**Exercise:** Copy each line of the records that contains the word "Pause".

[Dataset items]
• • •

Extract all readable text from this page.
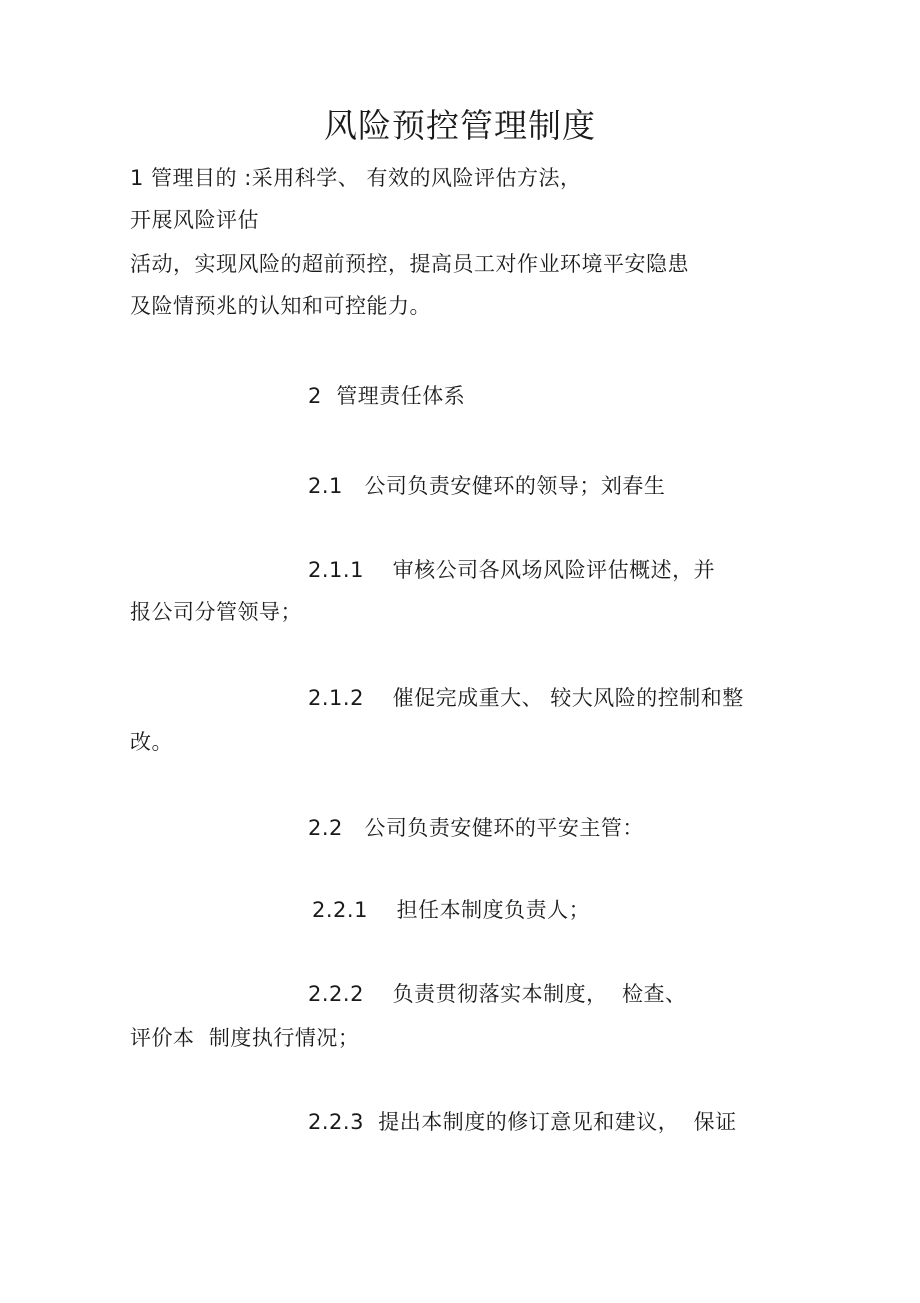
风险预控管理制度
1 管理目的 :采用科学、 有效的风险评估方法，
开展风险评估
活动，实现风险的超前预控，提高员工对作业环境平安隐患
及险情预兆的认知和可控能力。
2  管理责任体系
2.1   公司负责安健环的领导；刘春生
2.1.1    审核公司各风场风险评估概述，并
报公司分管领导；
2.1.2    催促完成重大、 较大风险的控制和整
改。
2.2   公司负责安健环的平安主管：
2.2.1    担任本制度负责人；
2.2.2    负责贯彻落实本制度，  检查、
评价本  制度执行情况；
2.2.3  提出本制度的修订意见和建议，  保证
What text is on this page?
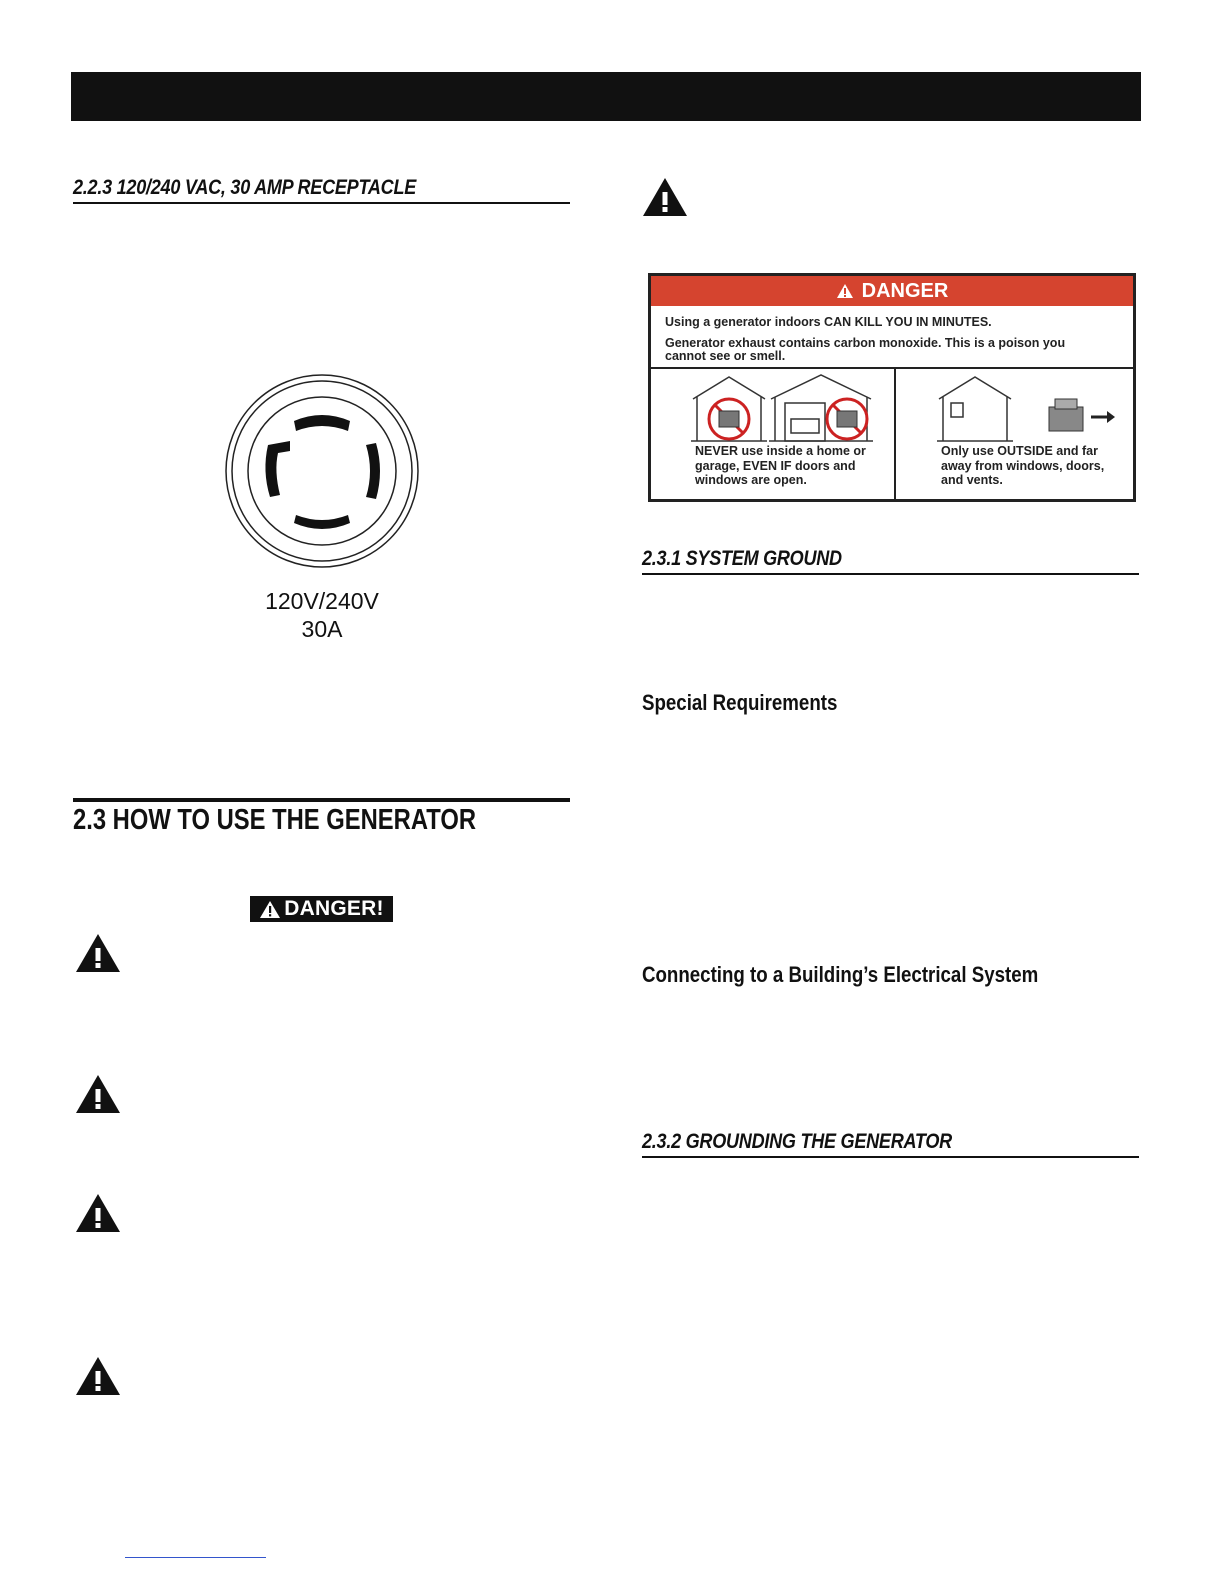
2.2.3 120/240 VAC, 30 AMP RECEPTACLE
120V/240V
30A
2.3 HOW TO USE THE GENERATOR
DANGER!
DANGER
Using a generator indoors CAN KILL YOU IN MINUTES.
Generator exhaust contains carbon monoxide. This is a poison you cannot see or smell.
NEVER use inside a home or garage, EVEN IF doors and windows are open.
Only use OUTSIDE and far away from windows, doors, and vents.
2.3.1 SYSTEM GROUND
Special Requirements
Connecting to a Building’s Electrical System
2.3.2 GROUNDING THE GENERATOR
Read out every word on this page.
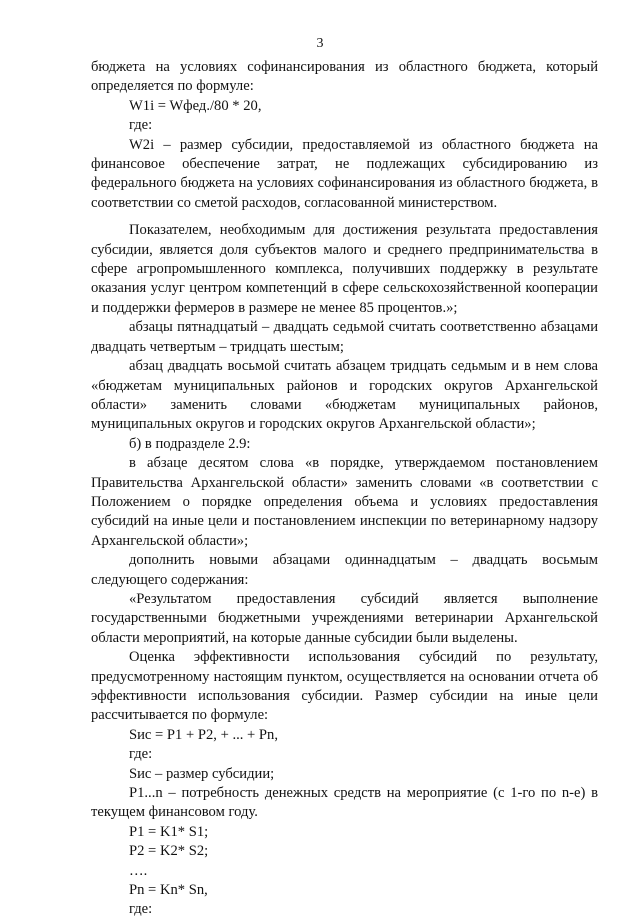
3

бюджета на условиях софинансирования из областного бюджета, который определяется по формуле:

W1i = Wфед./80 * 20,

где:

W2i – размер субсидии, предоставляемой из областного бюджета на финансовое обеспечение затрат, не подлежащих субсидированию из федерального бюджета на условиях софинансирования из областного бюджета, в соответствии со сметой расходов, согласованной министерством.

Показателем, необходимым для достижения результата предоставления субсидии, является доля субъектов малого и среднего предпринимательства в сфере агропромышленного комплекса, получивших поддержку в результате оказания услуг центром компетенций в сфере сельскохозяйственной кооперации и поддержки фермеров в размере не менее 85 процентов.»;

абзацы пятнадцатый – двадцать седьмой считать соответственно абзацами двадцать четвертым – тридцать шестым;

абзац двадцать восьмой считать абзацем тридцать седьмым и в нем слова «бюджетам муниципальных районов и городских округов Архангельской области» заменить словами «бюджетам муниципальных районов, муниципальных округов и городских округов Архангельской области»;

б) в подразделе 2.9:

в абзаце десятом слова «в порядке, утверждаемом постановлением Правительства Архангельской области» заменить словами «в соответствии с Положением о порядке определения объема и условиях предоставления субсидий на иные цели и постановлением инспекции по ветеринарному надзору Архангельской области»;

дополнить новыми абзацами одиннадцатым – двадцать восьмым следующего содержания:

«Результатом предоставления субсидий является выполнение государственными бюджетными учреждениями ветеринарии Архангельской области мероприятий, на которые данные субсидии были выделены.

Оценка эффективности использования субсидий по результату, предусмотренному настоящим пунктом, осуществляется на основании отчета об эффективности использования субсидии. Размер субсидии на иные цели рассчитывается по формуле:

Sис = P1 + P2, + ... + Pn,

где:

Sис – размер субсидии;

P1...n – потребность денежных средств на мероприятие (с 1-го по n-е) в текущем финансовом году.

P1 = K1* S1;

P2 = K2* S2;

….

Pn = Kn* Sn,

где:
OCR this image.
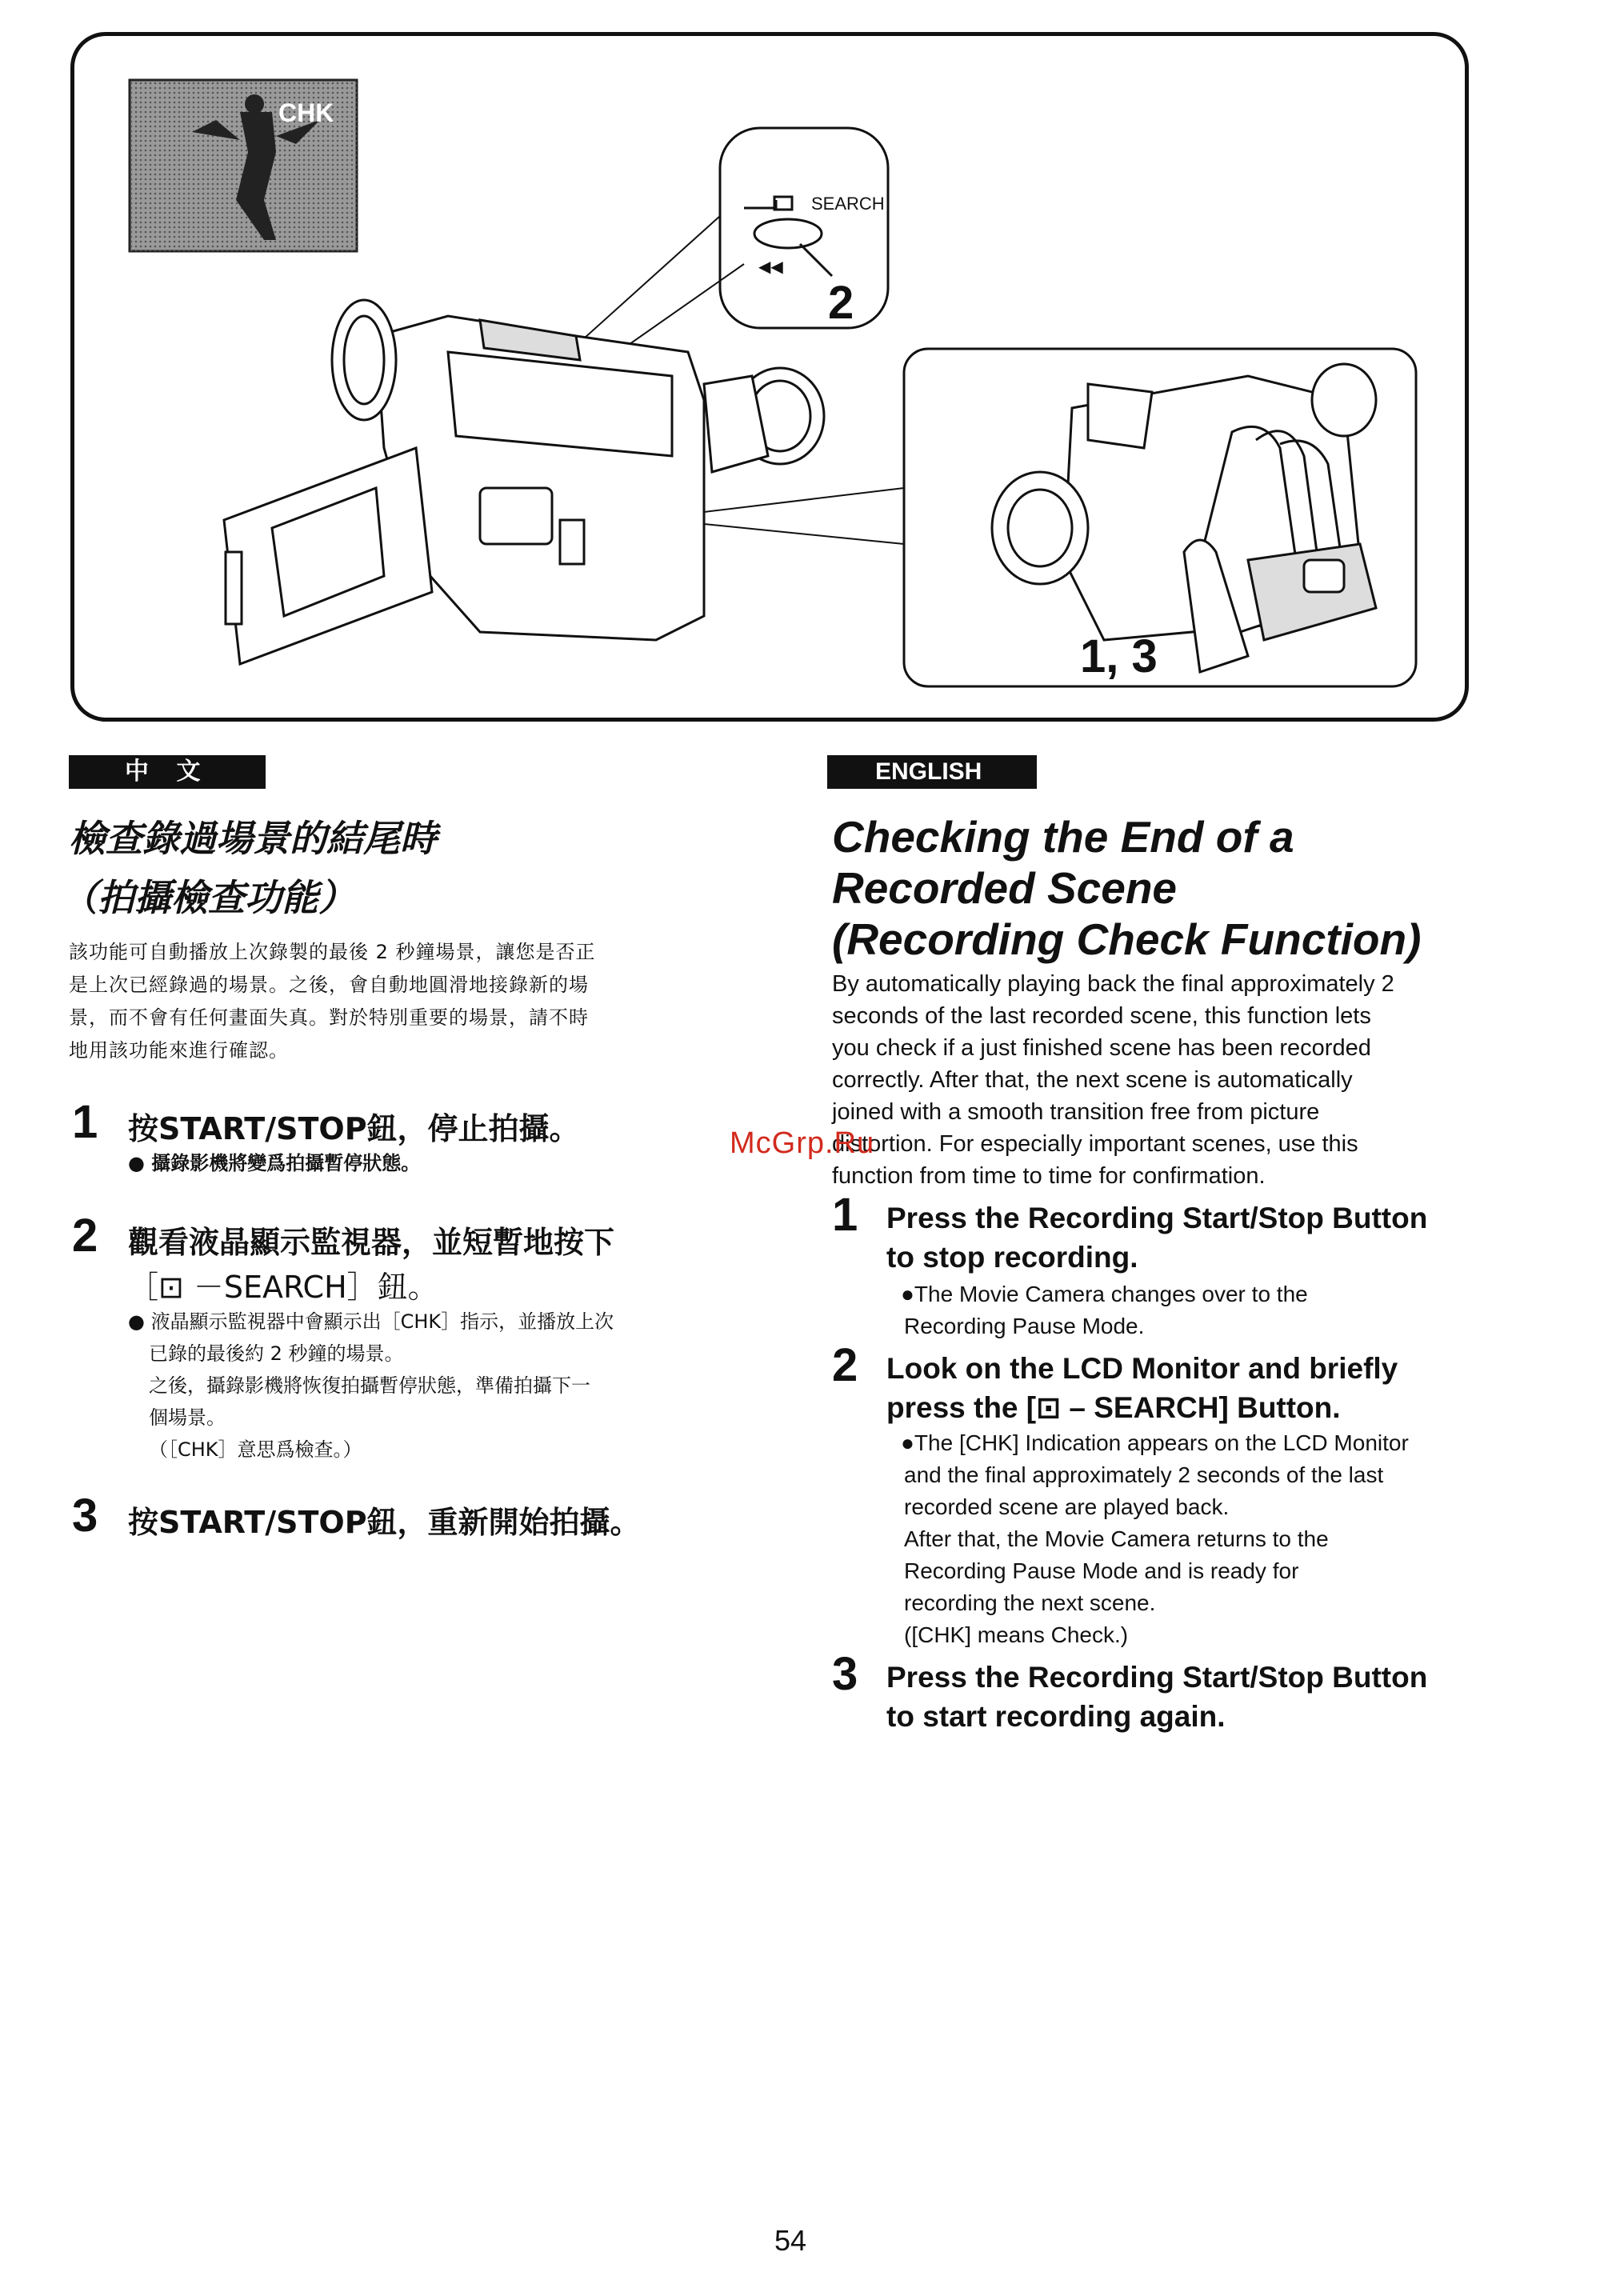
CHK
SEARCH
◀◀
2
1, 3
中 文
檢查錄過場景的結尾時
（拍攝檢查功能）
該功能可自動播放上次錄製的最後 2 秒鐘場景，讓您是否正
是上次已經錄過的場景。之後，會自動地圓滑地接錄新的場
景，而不會有任何畫面失真。對於特別重要的場景，請不時
地用該功能來進行確認。
1 按START/STOP鈕，停止拍攝。
● 攝錄影機將變爲拍攝暫停狀態。
2 觀看液晶顯示監視器，並短暫地按下
［⊡ －SEARCH］鈕。
● 液晶顯示監視器中會顯示出［CHK］指示，並播放上次
已錄的最後約 2 秒鐘的場景。
之後，攝錄影機將恢復拍攝暫停狀態，準備拍攝下一
個場景。
（［CHK］意思爲檢查。）
3 按START/STOP鈕，重新開始拍攝。
ENGLISH
Checking the End of a
Recorded Scene
(Recording Check Function)
By automatically playing back the final approximately 2
seconds of the last recorded scene, this function lets
you check if a just finished scene has been recorded
correctly. After that, the next scene is automatically
joined with a smooth transition free from picture
distortion. For especially important scenes, use this
function from time to time for confirmation.
1 Press the Recording Start/Stop Button
to stop recording.
●The Movie Camera changes over to the
Recording Pause Mode.
2 Look on the LCD Monitor and briefly
press the [⊡ – SEARCH] Button.
●The [CHK] Indication appears on the LCD Monitor
and the final approximately 2 seconds of the last
recorded scene are played back.
After that, the Movie Camera returns to the
Recording Pause Mode and is ready for
recording the next scene.
([CHK] means Check.)
3 Press the Recording Start/Stop Button
to start recording again.
McGrp.Ru
54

• • •

**Output below:**
Recording Pause Mode.
Recording Pause Mode and is ready for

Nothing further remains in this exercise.